◆ WHAT THE TASK REQUIRES
Each record must be retyped in full. No character may differ.

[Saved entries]
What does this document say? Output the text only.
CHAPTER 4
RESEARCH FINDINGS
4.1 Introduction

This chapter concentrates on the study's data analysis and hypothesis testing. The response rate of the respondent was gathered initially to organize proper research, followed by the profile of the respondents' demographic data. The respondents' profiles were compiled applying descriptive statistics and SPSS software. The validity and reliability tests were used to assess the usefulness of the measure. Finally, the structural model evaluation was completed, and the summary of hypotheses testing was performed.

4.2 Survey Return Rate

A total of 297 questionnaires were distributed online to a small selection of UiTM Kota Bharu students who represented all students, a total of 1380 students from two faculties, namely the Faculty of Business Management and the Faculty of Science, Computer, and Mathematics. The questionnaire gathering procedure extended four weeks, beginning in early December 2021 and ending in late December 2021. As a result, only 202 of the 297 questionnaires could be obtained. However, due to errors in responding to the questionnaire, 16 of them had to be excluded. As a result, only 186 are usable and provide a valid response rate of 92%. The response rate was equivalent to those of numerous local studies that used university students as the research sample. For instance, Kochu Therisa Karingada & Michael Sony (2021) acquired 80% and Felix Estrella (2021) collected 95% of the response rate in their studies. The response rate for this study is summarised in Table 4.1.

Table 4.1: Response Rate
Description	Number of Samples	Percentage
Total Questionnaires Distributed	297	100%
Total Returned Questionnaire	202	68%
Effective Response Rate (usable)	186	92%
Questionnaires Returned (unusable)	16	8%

◆ EXPECTED OUTPUT
What does this document say? Output the text only.
CHAPTER 4
RESEARCH FINDINGS
4.1 Introduction

This chapter concentrates on the study's data analysis and hypothesis testing. The response rate of the respondent was gathered initially to organize proper research, followed by the profile of the respondents' demographic data. The respondents' profiles were compiled applying descriptive statistics and SPSS software. The validity and reliability tests were used to assess the usefulness of the measure. Finally, the structural model evaluation was completed, and the summary of hypotheses testing was performed.

4.2 Survey Return Rate

A total of 297 questionnaires were distributed online to a small selection of UiTM Kota Bharu students who represented all students, a total of 1380 students from two faculties, namely the Faculty of Business Management and the Faculty of Science, Computer, and Mathematics. The questionnaire gathering procedure extended four weeks, beginning in early December 2021 and ending in late December 2021. As a result, only 202 of the 297 questionnaires could be obtained. However, due to errors in responding to the questionnaire, 16 of them had to be excluded. As a result, only 186 are usable and provide a valid response rate of 92%. The response rate was equivalent to those of numerous local studies that used university students as the research sample. For instance, Kochu Therisa Karingada & Michael Sony (2021) acquired 80% and Felix Estrella (2021) collected 95% of the response rate in their studies. The response rate for this study is summarised in Table 4.1.

Table 4.1: Response Rate
Description	Number of Samples	Percentage
Total Questionnaires Distributed	297	100%
Total Returned Questionnaire	202	68%
Effective Response Rate (usable)	186	92%
Questionnaires Returned (unusable)	16	8%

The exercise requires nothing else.